== Dataset listings of figures ==
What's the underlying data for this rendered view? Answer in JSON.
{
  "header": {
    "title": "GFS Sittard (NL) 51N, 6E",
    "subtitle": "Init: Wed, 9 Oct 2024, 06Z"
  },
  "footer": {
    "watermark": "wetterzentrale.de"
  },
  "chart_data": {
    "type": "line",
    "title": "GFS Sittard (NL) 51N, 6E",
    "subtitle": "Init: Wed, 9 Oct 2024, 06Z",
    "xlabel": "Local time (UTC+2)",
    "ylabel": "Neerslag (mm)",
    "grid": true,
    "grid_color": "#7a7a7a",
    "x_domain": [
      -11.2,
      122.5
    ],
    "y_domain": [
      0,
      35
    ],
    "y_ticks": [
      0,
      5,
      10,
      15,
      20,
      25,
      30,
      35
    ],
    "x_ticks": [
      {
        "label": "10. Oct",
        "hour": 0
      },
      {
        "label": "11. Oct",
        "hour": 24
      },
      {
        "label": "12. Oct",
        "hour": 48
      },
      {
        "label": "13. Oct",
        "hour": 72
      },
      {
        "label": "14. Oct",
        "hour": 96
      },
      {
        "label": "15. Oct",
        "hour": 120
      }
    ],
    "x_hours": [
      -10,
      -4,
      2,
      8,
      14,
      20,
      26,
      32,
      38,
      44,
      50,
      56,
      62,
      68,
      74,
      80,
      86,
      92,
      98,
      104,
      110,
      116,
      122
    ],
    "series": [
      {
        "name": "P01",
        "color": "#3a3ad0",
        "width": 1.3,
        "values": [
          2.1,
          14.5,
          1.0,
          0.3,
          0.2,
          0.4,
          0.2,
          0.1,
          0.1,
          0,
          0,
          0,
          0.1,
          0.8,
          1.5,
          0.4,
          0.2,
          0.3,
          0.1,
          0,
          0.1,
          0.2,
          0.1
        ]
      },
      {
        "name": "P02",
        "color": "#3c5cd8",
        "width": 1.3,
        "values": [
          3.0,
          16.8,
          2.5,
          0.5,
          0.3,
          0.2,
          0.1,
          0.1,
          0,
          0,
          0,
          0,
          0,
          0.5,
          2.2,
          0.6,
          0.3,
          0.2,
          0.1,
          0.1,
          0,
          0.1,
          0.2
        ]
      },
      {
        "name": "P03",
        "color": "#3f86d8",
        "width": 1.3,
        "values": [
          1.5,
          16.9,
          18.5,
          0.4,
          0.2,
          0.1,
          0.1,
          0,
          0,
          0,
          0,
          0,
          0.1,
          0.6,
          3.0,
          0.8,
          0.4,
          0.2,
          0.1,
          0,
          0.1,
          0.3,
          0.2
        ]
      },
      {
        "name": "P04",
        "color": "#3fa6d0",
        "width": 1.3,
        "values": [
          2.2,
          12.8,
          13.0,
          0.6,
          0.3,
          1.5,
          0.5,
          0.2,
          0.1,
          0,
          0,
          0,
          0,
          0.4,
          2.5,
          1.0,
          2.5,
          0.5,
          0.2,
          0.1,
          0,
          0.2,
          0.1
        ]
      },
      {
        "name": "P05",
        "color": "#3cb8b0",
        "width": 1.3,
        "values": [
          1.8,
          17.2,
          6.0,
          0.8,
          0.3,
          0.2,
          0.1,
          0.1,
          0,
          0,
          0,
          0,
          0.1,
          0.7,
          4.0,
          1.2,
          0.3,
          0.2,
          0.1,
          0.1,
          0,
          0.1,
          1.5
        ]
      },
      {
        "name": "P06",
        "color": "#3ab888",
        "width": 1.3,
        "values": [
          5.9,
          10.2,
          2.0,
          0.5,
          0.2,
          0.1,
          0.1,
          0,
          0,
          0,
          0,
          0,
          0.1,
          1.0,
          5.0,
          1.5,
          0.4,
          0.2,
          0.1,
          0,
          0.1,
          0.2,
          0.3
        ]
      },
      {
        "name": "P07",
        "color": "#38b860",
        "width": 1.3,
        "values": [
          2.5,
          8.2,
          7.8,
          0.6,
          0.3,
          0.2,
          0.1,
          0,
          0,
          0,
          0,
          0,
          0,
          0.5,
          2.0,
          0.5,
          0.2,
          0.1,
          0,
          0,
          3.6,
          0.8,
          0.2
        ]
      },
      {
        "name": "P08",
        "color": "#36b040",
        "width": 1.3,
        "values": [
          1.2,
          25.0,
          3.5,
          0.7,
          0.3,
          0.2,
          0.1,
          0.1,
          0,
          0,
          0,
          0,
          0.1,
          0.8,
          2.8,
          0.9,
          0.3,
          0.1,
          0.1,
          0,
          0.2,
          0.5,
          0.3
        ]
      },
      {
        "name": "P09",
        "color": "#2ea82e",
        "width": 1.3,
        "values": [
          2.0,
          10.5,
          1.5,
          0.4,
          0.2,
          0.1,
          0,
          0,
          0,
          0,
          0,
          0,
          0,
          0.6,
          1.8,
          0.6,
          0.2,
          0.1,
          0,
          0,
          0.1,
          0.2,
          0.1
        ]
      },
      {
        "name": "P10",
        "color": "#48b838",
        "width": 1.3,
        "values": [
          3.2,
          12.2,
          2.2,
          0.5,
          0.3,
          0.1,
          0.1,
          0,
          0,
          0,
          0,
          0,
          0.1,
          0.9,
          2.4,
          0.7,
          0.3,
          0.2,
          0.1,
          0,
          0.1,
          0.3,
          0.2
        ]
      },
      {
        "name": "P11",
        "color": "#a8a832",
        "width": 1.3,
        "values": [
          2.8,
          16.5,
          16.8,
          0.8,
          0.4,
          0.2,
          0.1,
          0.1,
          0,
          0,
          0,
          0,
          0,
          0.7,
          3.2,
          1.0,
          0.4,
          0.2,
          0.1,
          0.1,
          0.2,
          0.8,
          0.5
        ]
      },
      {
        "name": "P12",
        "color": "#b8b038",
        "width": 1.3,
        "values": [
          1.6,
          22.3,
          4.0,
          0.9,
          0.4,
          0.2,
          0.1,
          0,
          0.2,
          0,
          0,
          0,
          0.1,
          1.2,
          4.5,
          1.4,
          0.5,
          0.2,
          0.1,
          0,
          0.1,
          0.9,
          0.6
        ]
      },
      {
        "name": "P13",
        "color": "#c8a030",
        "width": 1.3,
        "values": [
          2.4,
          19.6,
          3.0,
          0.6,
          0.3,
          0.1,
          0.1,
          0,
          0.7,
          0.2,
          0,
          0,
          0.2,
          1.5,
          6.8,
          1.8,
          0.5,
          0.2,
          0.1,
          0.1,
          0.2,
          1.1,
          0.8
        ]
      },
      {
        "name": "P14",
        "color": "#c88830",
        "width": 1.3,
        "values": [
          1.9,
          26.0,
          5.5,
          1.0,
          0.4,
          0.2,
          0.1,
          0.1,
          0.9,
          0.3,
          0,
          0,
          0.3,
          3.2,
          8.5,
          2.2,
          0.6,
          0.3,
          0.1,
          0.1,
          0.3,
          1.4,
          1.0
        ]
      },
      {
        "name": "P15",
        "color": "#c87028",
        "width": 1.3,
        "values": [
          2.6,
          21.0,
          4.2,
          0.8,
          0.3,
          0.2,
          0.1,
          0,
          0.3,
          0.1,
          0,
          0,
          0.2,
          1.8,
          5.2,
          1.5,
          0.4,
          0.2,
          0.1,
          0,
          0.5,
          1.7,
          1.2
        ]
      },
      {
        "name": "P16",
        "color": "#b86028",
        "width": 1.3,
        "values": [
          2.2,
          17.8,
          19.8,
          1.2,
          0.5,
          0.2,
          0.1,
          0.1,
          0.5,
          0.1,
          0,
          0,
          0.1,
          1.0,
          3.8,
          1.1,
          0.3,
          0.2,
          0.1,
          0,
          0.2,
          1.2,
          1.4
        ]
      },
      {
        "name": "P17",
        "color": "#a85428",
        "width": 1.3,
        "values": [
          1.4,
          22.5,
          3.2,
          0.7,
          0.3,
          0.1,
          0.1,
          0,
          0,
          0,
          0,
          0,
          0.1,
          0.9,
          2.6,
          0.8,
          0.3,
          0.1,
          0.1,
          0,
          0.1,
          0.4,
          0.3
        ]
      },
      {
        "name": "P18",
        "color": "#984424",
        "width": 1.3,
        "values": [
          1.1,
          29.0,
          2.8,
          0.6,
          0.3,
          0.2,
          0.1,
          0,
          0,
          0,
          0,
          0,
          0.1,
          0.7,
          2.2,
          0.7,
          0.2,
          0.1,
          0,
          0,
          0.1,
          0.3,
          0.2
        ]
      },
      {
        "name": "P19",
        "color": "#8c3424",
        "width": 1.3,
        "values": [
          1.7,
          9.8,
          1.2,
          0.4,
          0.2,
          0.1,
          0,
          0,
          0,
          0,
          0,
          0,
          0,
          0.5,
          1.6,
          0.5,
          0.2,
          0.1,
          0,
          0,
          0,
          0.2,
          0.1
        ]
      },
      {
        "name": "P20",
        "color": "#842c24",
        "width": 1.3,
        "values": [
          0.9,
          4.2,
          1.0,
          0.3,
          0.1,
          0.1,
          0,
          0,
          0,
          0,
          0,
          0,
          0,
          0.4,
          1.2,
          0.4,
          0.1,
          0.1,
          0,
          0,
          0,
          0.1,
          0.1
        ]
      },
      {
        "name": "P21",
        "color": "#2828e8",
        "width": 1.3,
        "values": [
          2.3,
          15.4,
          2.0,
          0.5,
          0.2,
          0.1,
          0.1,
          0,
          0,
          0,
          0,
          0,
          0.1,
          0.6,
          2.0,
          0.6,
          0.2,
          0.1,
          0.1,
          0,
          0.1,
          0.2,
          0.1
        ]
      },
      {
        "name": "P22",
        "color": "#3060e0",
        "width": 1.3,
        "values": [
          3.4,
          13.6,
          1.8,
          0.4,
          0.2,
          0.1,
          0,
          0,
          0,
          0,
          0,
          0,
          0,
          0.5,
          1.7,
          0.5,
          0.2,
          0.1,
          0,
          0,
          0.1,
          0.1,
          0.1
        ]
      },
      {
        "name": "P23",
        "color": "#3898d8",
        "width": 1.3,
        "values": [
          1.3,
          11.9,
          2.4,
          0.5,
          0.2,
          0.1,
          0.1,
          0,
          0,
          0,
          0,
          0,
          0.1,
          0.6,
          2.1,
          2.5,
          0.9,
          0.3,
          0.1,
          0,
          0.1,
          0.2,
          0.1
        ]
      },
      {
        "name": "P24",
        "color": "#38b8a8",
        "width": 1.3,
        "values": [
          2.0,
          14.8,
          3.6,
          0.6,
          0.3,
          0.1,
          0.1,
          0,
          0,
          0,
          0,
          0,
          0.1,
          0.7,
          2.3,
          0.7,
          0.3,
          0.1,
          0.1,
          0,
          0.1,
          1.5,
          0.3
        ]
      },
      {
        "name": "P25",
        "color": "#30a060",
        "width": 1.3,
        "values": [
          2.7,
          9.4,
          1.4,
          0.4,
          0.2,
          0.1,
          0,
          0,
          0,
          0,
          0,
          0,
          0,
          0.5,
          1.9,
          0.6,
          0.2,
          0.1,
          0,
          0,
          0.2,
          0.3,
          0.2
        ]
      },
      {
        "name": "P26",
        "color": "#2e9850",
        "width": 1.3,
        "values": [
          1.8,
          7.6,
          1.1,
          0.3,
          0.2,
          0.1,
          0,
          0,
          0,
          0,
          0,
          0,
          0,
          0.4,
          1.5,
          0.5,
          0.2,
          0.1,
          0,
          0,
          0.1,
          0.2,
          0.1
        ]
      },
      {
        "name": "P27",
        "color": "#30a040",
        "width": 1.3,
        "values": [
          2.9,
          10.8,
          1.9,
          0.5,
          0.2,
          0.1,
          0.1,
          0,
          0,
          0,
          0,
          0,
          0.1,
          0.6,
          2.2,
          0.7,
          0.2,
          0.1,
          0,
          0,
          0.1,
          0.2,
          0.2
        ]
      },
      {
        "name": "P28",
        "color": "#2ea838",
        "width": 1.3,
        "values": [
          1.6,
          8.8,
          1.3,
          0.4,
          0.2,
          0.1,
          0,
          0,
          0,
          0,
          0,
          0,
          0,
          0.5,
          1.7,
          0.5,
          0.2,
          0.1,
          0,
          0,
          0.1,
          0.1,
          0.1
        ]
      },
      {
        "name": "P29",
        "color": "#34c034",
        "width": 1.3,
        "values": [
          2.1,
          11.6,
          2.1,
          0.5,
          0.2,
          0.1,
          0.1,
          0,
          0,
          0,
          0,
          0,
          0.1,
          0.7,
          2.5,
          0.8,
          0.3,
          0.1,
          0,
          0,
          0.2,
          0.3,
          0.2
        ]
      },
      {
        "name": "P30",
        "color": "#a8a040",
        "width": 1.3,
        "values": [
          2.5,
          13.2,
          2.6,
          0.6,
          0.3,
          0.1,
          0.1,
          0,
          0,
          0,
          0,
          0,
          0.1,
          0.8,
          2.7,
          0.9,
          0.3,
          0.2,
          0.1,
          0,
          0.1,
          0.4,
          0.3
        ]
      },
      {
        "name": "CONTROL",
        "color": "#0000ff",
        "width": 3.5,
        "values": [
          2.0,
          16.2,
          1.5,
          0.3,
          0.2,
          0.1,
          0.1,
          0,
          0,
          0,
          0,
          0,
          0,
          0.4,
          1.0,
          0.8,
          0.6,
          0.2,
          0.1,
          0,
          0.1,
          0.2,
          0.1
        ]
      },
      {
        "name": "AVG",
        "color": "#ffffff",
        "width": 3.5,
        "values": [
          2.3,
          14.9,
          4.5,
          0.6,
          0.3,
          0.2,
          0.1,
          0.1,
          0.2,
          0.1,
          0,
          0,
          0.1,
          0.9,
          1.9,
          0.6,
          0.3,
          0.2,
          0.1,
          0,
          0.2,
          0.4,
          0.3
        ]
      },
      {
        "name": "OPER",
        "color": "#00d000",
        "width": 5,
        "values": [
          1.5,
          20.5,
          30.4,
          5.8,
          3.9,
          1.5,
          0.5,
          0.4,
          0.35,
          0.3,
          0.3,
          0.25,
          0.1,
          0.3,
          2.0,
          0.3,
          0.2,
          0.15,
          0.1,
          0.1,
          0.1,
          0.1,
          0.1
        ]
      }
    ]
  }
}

== Task details ==
Select all lines in the listing that include the word "Init".

== Solution to this problem ==
    "subtitle": "Init: Wed, 9 Oct 2024, 06Z"
    "subtitle": "Init: Wed, 9 Oct 2024, 06Z",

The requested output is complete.